[TASK REQUIREMENTS]
Return the entries verbatim and drop every picture.

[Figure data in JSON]
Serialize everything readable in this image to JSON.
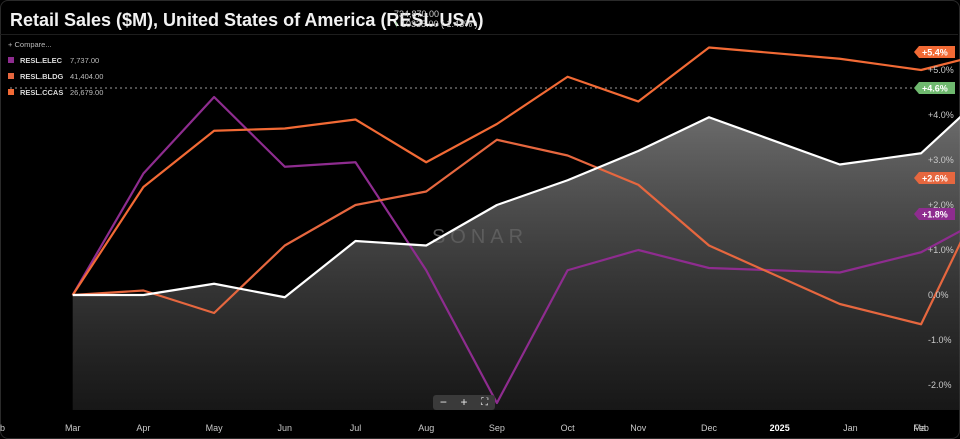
{
  "header": {
    "title": "Retail Sales ($M), United States of America (RESL.USA)",
    "value": "734,870.00",
    "change": "10335.00 ( 1.43% )"
  },
  "legend": {
    "compare_label": "Compare...",
    "items": [
      {
        "name": "RESL.ELEC",
        "value": "7,737.00",
        "color": "#8e2c8f"
      },
      {
        "name": "RESL.BLDG",
        "value": "41,404.00",
        "color": "#e6673f"
      },
      {
        "name": "RESL.CCAS",
        "value": "26,679.00",
        "color": "#f26a35"
      }
    ]
  },
  "watermark": "SONAR",
  "zoom": {
    "minus": "−",
    "plus": "+",
    "fit": "⛶"
  },
  "chart_data": {
    "type": "line",
    "categories": [
      "Feb",
      "Mar",
      "Apr",
      "May",
      "Jun",
      "Jul",
      "Aug",
      "Sep",
      "Oct",
      "Nov",
      "Dec",
      "2025",
      "Jan",
      "Feb",
      "Mar"
    ],
    "x_tick_labels": [
      "b",
      "Mar",
      "Apr",
      "May",
      "Jun",
      "Jul",
      "Aug",
      "Sep",
      "Oct",
      "Nov",
      "Dec",
      "2025",
      "Jan",
      "Feb",
      "Ma"
    ],
    "ylim": [
      -2.5,
      5.5
    ],
    "y_ticks": [
      -2,
      -1,
      0,
      1,
      2,
      3,
      4,
      5
    ],
    "y_tick_labels": [
      "-2.0%",
      "-1.0%",
      "0.0%",
      "+1.0%",
      "+2.0%",
      "+3.0%",
      "+4.0%",
      "+5.0%"
    ],
    "series": [
      {
        "name": "RESL.USA",
        "color": "#ffffff",
        "fill": true,
        "x": [
          1,
          2,
          3,
          4,
          5,
          6,
          7,
          8,
          9,
          10,
          11.85,
          13,
          14
        ],
        "values": [
          0.0,
          0.0,
          0.25,
          -0.05,
          1.2,
          1.1,
          2.0,
          2.55,
          3.2,
          3.95,
          2.9,
          3.15,
          4.6
        ],
        "last_label": "+4.6%",
        "badge_color": "#6fb96f"
      },
      {
        "name": "RESL.ELEC",
        "color": "#8e2c8f",
        "x": [
          1,
          2,
          3,
          4,
          5,
          6,
          7,
          8,
          9,
          10,
          11.85,
          13,
          14
        ],
        "values": [
          0.0,
          2.7,
          4.4,
          2.85,
          2.95,
          0.55,
          -2.4,
          0.55,
          1.0,
          0.6,
          0.5,
          0.95,
          1.8
        ],
        "last_label": "+1.8%",
        "badge_color": "#8e2c8f"
      },
      {
        "name": "RESL.BLDG",
        "color": "#e6673f",
        "x": [
          1,
          2,
          3,
          4,
          5,
          6,
          7,
          8,
          9,
          10,
          11.85,
          13,
          14
        ],
        "values": [
          0.0,
          0.1,
          -0.4,
          1.1,
          2.0,
          2.3,
          3.45,
          3.1,
          2.45,
          1.1,
          -0.2,
          -0.65,
          2.6
        ],
        "last_label": "+2.6%",
        "badge_color": "#e6673f"
      },
      {
        "name": "RESL.CCAS",
        "color": "#f26a35",
        "x": [
          1,
          2,
          3,
          4,
          5,
          6,
          7,
          8,
          9,
          10,
          11.85,
          13,
          14
        ],
        "values": [
          0.0,
          2.4,
          3.65,
          3.7,
          3.9,
          2.95,
          3.8,
          4.85,
          4.3,
          5.5,
          5.25,
          5.0,
          5.4
        ],
        "last_label": "+5.4%",
        "badge_color": "#f26a35"
      }
    ],
    "reference_line_value": 4.6
  }
}
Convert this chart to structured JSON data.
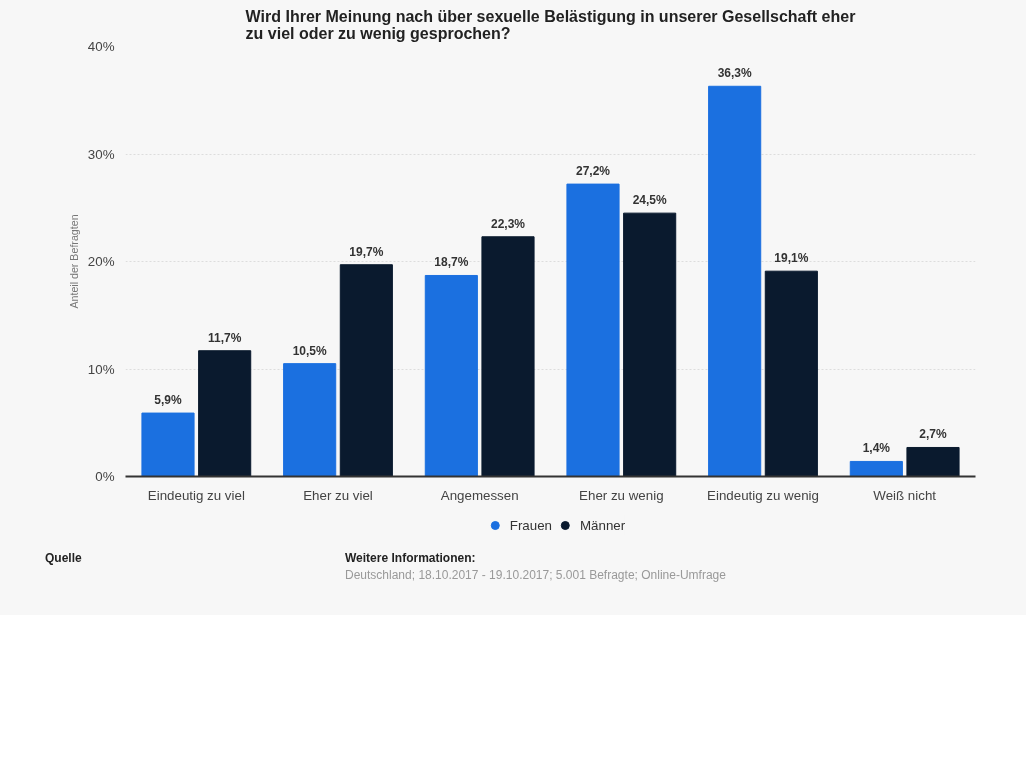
{
  "chart_data": {
    "type": "bar",
    "title": "Wird Ihrer Meinung nach über sexuelle Belästigung in unserer Gesellschaft eher\nzu viel oder zu wenig gesprochen?",
    "ylabel": "Anteil der Befragten",
    "categories": [
      "Eindeutig zu viel",
      "Eher zu viel",
      "Angemessen",
      "Eher zu wenig",
      "Eindeutig zu wenig",
      "Weiß nicht"
    ],
    "series": [
      {
        "name": "Frauen",
        "color": "#1b70e0",
        "values": [
          5.9,
          10.5,
          18.7,
          27.2,
          36.3,
          1.4
        ],
        "value_labels": [
          "5,9%",
          "10,5%",
          "18,7%",
          "27,2%",
          "36,3%",
          "1,4%"
        ]
      },
      {
        "name": "Männer",
        "color": "#0a1a2e",
        "values": [
          11.7,
          19.7,
          22.3,
          24.5,
          19.1,
          2.7
        ],
        "value_labels": [
          "11,7%",
          "19,7%",
          "22,3%",
          "24,5%",
          "19,1%",
          "2,7%"
        ]
      }
    ],
    "ylim": [
      0,
      40
    ],
    "yticks": [
      {
        "value": 0,
        "label": "0%"
      },
      {
        "value": 10,
        "label": "10%"
      },
      {
        "value": 20,
        "label": "20%"
      },
      {
        "value": 30,
        "label": "30%"
      },
      {
        "value": 40,
        "label": "40%"
      }
    ],
    "grid": "y",
    "legend": "bottom",
    "annotations": [
      "Quelle",
      "Weitere Informationen:",
      "Deutschland; 18.10.2017 - 19.10.2017; 5.001 Befragte; Online-Umfrage"
    ]
  }
}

[TASK SOLUTION]
Serialize everything readable in this image to JSON.
{
  "header": {
    "title": "Retail Sales ($M), United States of America (RESL.USA)",
    "value": "734,870.00",
    "change": "10335.00 ( 1.43% )"
  },
  "legend": {
    "compare_label": "Compare...",
    "items": [
      {
        "name": "RESL.ELEC",
        "value": "7,737.00",
        "color": "#8e2c8f"
      },
      {
        "name": "RESL.BLDG",
        "value": "41,404.00",
        "color": "#e6673f"
      },
      {
        "name": "RESL.CCAS",
        "value": "26,679.00",
        "color": "#f26a35"
      }
    ]
  },
  "watermark": "SONAR",
  "zoom": {
    "minus": "−",
    "plus": "+",
    "fit": "⛶"
  },
  "chart_data": {
    "type": "line",
    "categories": [
      "Feb",
      "Mar",
      "Apr",
      "May",
      "Jun",
      "Jul",
      "Aug",
      "Sep",
      "Oct",
      "Nov",
      "Dec",
      "2025",
      "Jan",
      "Feb",
      "Mar"
    ],
    "x_tick_labels": [
      "b",
      "Mar",
      "Apr",
      "May",
      "Jun",
      "Jul",
      "Aug",
      "Sep",
      "Oct",
      "Nov",
      "Dec",
      "2025",
      "Jan",
      "Feb",
      "Ma"
    ],
    "ylim": [
      -2.5,
      5.5
    ],
    "y_ticks": [
      -2,
      -1,
      0,
      1,
      2,
      3,
      4,
      5
    ],
    "y_tick_labels": [
      "-2.0%",
      "-1.0%",
      "0.0%",
      "+1.0%",
      "+2.0%",
      "+3.0%",
      "+4.0%",
      "+5.0%"
    ],
    "series": [
      {
        "name": "RESL.USA",
        "color": "#ffffff",
        "fill": true,
        "x": [
          1,
          2,
          3,
          4,
          5,
          6,
          7,
          8,
          9,
          10,
          11.85,
          13,
          14
        ],
        "values": [
          0.0,
          0.0,
          0.25,
          -0.05,
          1.2,
          1.1,
          2.0,
          2.55,
          3.2,
          3.95,
          2.9,
          3.15,
          4.6
        ],
        "last_label": "+4.6%",
        "badge_color": "#6fb96f"
      },
      {
        "name": "RESL.ELEC",
        "color": "#8e2c8f",
        "x": [
          1,
          2,
          3,
          4,
          5,
          6,
          7,
          8,
          9,
          10,
          11.85,
          13,
          14
        ],
        "values": [
          0.0,
          2.7,
          4.4,
          2.85,
          2.95,
          0.55,
          -2.4,
          0.55,
          1.0,
          0.6,
          0.5,
          0.95,
          1.8
        ],
        "last_label": "+1.8%",
        "badge_color": "#8e2c8f"
      },
      {
        "name": "RESL.BLDG",
        "color": "#e6673f",
        "x": [
          1,
          2,
          3,
          4,
          5,
          6,
          7,
          8,
          9,
          10,
          11.85,
          13,
          14
        ],
        "values": [
          0.0,
          0.1,
          -0.4,
          1.1,
          2.0,
          2.3,
          3.45,
          3.1,
          2.45,
          1.1,
          -0.2,
          -0.65,
          2.6
        ],
        "last_label": "+2.6%",
        "badge_color": "#e6673f"
      },
      {
        "name": "RESL.CCAS",
        "color": "#f26a35",
        "x": [
          1,
          2,
          3,
          4,
          5,
          6,
          7,
          8,
          9,
          10,
          11.85,
          13,
          14
        ],
        "values": [
          0.0,
          2.4,
          3.65,
          3.7,
          3.9,
          2.95,
          3.8,
          4.85,
          4.3,
          5.5,
          5.25,
          5.0,
          5.4
        ],
        "last_label": "+5.4%",
        "badge_color": "#f26a35"
      }
    ],
    "reference_line_value": 4.6
  }
}
Convert this chart to structured JSON data.
{
  "chart_data": {
    "type": "bar",
    "title": "Wird Ihrer Meinung nach über sexuelle Belästigung in unserer Gesellschaft eher\nzu viel oder zu wenig gesprochen?",
    "ylabel": "Anteil der Befragten",
    "categories": [
      "Eindeutig zu viel",
      "Eher zu viel",
      "Angemessen",
      "Eher zu wenig",
      "Eindeutig zu wenig",
      "Weiß nicht"
    ],
    "series": [
      {
        "name": "Frauen",
        "color": "#1b70e0",
        "values": [
          5.9,
          10.5,
          18.7,
          27.2,
          36.3,
          1.4
        ],
        "value_labels": [
          "5,9%",
          "10,5%",
          "18,7%",
          "27,2%",
          "36,3%",
          "1,4%"
        ]
      },
      {
        "name": "Männer",
        "color": "#0a1a2e",
        "values": [
          11.7,
          19.7,
          22.3,
          24.5,
          19.1,
          2.7
        ],
        "value_labels": [
          "11,7%",
          "19,7%",
          "22,3%",
          "24,5%",
          "19,1%",
          "2,7%"
        ]
      }
    ],
    "ylim": [
      0,
      40
    ],
    "yticks": [
      {
        "value": 0,
        "label": "0%"
      },
      {
        "value": 10,
        "label": "10%"
      },
      {
        "value": 20,
        "label": "20%"
      },
      {
        "value": 30,
        "label": "30%"
      },
      {
        "value": 40,
        "label": "40%"
      }
    ],
    "grid": "y",
    "legend": "bottom",
    "annotations": [
      "Quelle",
      "Weitere Informationen:",
      "Deutschland; 18.10.2017 - 19.10.2017; 5.001 Befragte; Online-Umfrage"
    ]
  }
}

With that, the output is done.